— 作業内容 —
サントリーモルツ天然水の飲み比べに関する本文を、最後の文の後から続けて書き進めてください。

— 本文抜粋 —

# # # # # # #

《サントリー モルツ天然水》〜水の競演〜

 サントリーモルツが天然水使用を前面に謳い、缶のデザインもリニューアルされて再登場した。

 何でも4箇所ある工場によって、武蔵野ビール工場→丹沢水系、利根川ビール工場→赤城山水系、京都ビール工場→天王山・京都西山水系、九州熊本工場→南阿蘇・外輪山水系と、それぞれの土地の良質の天然水で仕込むのだとか。

 果たして水の違いが味にどう影響するのか、飲んでみた。

 地域で出荷される「水系」が異なるらしいのだが、酒屋に行ったら九州熊本工場以外の3種が置いてあった。

 ところでそもそも「天然水」というのはどういうものなのだろうか。「人工」に対しての「天然」だから、天然水を謳っていない他のビールは、みなカルキ入りの水道水を使用しているということなんだろうか。どうもその辺がひっかかる。

 さて、水の違いによる味の差であるが、……うーん、今ひとつ良く分からない。そもそもグイグイと流し込んでのど越しを味わってたんじゃ微妙な味の差がわかる訳ないか。2本目を飲むときにはすでに酔っ払い始めているし。田崎真也氏みたいな鋭敏な舌でもあればまた別なんだろうが。

# # # # # # #

(文書レイアウト検出データ)
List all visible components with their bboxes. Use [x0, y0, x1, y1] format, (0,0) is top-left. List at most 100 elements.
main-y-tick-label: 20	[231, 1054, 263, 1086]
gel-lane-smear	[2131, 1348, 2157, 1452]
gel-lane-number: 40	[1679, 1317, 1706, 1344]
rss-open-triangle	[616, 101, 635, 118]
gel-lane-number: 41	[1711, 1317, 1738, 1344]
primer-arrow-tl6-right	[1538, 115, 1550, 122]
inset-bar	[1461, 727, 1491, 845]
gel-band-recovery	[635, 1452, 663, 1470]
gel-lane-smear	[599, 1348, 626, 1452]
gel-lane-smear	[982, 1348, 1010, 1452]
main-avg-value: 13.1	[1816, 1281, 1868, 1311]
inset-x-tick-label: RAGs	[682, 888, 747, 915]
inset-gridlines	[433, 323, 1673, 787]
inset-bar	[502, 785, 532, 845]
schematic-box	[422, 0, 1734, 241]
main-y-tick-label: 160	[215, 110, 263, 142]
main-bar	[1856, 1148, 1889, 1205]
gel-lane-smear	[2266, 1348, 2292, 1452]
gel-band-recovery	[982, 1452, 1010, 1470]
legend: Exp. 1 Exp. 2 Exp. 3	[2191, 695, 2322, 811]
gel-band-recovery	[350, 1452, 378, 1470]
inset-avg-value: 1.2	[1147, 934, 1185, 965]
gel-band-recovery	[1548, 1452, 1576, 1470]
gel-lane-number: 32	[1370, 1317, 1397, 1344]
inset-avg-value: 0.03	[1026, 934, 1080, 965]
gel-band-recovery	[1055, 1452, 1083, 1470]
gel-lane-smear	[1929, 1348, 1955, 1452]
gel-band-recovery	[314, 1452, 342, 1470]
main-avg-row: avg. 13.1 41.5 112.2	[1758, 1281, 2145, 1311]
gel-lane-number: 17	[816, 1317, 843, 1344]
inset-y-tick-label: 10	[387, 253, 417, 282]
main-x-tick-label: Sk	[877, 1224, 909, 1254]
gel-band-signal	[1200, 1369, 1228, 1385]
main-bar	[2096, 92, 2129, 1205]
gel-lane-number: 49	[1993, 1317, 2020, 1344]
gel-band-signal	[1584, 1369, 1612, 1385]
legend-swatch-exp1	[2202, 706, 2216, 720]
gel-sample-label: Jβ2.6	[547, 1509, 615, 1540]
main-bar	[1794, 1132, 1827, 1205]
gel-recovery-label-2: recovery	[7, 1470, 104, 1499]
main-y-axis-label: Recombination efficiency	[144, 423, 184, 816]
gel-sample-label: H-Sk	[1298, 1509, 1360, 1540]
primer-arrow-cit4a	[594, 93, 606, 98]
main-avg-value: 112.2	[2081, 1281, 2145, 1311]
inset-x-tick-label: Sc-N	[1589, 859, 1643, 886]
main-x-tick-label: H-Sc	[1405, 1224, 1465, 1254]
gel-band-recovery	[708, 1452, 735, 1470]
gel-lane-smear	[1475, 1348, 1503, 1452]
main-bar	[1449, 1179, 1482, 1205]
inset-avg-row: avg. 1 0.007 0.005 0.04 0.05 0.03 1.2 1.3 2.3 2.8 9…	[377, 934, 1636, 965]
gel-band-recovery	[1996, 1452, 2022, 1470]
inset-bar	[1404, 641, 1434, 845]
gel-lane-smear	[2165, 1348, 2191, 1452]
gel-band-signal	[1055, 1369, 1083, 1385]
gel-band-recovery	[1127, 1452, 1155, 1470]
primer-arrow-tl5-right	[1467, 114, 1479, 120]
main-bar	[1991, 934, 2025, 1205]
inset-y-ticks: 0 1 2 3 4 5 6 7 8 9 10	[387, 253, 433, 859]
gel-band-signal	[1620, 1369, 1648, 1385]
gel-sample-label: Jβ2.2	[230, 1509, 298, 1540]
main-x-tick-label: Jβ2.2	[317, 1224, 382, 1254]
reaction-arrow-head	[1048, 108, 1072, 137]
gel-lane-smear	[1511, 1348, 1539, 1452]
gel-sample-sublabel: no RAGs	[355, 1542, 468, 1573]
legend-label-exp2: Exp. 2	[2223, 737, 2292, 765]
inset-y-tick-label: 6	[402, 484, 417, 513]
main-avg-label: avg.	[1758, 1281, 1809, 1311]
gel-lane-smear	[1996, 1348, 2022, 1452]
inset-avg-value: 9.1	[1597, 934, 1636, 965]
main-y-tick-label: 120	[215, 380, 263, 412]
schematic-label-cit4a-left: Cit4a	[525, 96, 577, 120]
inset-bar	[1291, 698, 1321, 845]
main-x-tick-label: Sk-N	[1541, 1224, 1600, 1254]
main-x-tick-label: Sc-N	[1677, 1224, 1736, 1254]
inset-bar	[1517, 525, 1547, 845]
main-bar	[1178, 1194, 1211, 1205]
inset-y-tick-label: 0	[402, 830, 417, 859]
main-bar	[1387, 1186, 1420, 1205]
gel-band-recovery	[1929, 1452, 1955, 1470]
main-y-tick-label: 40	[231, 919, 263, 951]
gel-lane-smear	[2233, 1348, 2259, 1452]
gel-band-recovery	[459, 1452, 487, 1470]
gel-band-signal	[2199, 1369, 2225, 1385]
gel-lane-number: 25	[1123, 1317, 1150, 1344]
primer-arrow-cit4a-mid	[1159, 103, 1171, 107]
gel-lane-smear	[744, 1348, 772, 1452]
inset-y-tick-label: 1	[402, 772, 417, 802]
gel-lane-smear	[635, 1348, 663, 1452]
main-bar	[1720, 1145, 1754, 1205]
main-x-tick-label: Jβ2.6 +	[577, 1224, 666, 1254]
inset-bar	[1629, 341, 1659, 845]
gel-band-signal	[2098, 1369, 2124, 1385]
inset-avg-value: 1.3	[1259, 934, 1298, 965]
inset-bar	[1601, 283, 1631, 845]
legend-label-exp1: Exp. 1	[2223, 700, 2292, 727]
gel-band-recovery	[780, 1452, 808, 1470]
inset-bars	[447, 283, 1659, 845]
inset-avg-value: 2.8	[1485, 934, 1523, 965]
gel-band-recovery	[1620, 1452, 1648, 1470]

# # # # # # #

— 作業結果 —
 ところで、そんなことよりも、思ったより美味しいのだ、これが。この方が意外だった。今までモルツというと麦芽100パーセントとは思えないほど味もコクも物足りない印象だったのであるが、今回認識を改めた。ちゃんとビールらしいボディがある。天然水のせいなのか? そう言えばモルツ黒も美味しかったし、モルツも最近味を変えてきているのかもしれない。

 はっきり言って、すっきり・さっぱり味は発泡酒に任せておけば良いと思う。割高のビールなのだから、ビールらしい味を堪能させてくれなきゃ。そういう意味で新しいモルツは、買った時に4種の水のどれにあたるのかも含めて、なかなか楽しませてくれるビールである。